Saved entries
┄┄┄┄┄┄┄┄┄┄

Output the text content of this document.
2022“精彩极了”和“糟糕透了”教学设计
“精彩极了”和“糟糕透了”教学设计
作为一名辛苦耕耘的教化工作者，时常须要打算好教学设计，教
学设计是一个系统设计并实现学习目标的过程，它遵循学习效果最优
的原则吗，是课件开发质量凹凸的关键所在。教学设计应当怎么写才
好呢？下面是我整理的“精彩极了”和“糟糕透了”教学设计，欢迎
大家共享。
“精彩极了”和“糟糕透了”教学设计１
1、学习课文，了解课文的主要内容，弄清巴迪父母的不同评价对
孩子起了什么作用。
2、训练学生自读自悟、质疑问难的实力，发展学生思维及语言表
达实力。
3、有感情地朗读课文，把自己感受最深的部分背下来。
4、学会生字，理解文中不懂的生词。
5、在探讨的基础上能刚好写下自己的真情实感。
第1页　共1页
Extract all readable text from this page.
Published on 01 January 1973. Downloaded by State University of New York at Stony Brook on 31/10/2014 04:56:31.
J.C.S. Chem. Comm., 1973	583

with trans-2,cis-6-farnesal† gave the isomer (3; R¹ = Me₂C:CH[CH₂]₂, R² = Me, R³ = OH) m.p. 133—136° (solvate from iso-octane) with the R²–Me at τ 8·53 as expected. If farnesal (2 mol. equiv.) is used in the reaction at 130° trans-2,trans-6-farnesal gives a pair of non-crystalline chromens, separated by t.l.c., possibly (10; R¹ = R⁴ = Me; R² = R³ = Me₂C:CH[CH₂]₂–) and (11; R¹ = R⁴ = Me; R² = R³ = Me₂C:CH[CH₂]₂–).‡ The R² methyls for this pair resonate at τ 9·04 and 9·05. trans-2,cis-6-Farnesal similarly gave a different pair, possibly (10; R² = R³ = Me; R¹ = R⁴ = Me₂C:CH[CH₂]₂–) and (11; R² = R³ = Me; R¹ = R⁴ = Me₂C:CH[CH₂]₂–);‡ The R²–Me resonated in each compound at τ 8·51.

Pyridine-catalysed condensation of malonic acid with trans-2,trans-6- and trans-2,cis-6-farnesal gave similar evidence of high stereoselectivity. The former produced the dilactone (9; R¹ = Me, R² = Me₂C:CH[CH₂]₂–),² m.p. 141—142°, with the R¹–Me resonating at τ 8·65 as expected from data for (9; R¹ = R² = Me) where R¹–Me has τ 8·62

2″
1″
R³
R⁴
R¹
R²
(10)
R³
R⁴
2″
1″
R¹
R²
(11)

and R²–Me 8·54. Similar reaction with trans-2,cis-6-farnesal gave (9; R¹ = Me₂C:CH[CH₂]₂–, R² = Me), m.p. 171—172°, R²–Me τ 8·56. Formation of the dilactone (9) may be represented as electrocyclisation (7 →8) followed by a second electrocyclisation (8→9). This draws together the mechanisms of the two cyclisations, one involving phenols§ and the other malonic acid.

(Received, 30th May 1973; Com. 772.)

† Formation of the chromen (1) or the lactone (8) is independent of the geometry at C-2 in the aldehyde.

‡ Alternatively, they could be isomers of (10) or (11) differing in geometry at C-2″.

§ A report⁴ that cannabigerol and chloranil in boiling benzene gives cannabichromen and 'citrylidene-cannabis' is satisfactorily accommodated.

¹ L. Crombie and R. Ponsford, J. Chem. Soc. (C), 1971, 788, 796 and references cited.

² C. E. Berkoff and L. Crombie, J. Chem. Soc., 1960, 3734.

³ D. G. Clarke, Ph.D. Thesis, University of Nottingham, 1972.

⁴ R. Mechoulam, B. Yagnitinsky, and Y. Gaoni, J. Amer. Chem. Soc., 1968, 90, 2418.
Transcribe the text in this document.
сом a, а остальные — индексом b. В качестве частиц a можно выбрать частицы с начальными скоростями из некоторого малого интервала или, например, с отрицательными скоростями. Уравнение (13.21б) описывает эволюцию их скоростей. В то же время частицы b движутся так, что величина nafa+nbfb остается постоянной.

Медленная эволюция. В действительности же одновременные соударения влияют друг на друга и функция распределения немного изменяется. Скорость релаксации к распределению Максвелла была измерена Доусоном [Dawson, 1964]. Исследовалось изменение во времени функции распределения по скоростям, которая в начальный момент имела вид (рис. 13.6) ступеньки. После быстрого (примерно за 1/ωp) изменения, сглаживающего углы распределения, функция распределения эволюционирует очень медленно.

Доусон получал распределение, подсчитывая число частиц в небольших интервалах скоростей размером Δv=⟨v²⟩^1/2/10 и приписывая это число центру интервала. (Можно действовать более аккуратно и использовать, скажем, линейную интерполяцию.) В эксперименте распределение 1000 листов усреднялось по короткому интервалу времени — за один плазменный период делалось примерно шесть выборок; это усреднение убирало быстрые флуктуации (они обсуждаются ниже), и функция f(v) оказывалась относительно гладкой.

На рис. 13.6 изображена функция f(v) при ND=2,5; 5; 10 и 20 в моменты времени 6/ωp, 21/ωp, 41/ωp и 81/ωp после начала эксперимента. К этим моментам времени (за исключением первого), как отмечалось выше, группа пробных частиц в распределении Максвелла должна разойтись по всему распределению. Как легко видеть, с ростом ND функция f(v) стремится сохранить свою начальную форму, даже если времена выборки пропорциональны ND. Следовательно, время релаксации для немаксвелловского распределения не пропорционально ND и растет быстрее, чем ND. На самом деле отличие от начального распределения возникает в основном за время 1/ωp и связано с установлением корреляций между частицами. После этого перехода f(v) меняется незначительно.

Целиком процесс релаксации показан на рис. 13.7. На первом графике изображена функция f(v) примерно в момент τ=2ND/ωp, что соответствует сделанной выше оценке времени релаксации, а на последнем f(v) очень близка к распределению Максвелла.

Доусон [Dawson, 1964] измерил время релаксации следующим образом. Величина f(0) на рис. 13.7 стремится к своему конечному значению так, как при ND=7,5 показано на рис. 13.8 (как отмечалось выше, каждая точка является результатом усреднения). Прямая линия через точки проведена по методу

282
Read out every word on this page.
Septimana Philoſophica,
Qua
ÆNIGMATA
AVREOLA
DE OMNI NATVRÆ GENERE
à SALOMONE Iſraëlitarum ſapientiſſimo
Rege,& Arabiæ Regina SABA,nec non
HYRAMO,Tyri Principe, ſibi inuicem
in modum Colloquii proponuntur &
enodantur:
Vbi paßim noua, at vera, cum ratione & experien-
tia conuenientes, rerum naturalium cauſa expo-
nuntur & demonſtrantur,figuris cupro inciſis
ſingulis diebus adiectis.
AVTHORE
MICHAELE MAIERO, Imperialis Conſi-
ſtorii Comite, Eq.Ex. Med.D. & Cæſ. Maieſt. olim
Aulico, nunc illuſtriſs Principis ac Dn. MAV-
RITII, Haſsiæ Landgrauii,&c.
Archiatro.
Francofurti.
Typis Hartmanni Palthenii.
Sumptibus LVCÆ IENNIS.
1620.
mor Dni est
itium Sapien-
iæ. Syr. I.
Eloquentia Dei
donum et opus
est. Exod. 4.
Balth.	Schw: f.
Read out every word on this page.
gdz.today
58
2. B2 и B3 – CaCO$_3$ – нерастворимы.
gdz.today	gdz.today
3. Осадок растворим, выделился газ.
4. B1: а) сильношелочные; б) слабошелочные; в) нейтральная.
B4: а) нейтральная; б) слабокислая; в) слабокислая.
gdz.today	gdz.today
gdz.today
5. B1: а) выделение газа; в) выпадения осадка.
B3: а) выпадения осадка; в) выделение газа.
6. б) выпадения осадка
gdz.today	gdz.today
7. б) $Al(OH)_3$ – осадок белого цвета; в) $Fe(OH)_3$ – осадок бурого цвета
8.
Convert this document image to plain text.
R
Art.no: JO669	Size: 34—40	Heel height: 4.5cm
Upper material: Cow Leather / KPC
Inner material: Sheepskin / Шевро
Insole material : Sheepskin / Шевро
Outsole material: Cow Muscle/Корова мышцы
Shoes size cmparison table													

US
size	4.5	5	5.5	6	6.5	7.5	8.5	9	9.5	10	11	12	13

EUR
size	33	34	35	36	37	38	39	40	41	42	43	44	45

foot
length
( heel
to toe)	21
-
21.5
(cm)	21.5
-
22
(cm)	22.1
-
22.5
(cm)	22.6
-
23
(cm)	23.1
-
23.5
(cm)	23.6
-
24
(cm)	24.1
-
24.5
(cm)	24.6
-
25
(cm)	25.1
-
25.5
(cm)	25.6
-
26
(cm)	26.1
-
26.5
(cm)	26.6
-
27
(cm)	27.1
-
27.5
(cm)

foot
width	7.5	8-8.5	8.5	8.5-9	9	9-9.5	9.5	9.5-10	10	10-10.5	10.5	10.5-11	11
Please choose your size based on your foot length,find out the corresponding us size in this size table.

┄┄┄┄┄┄┄┄┄┄

-- The exercise --
Out of the records, collect only those lines that contain the string "газа".

-- Written response --
5. B1: а) выделение газа; в) выпадения осадка.
B3: а) выпадения осадка; в) выделение газа.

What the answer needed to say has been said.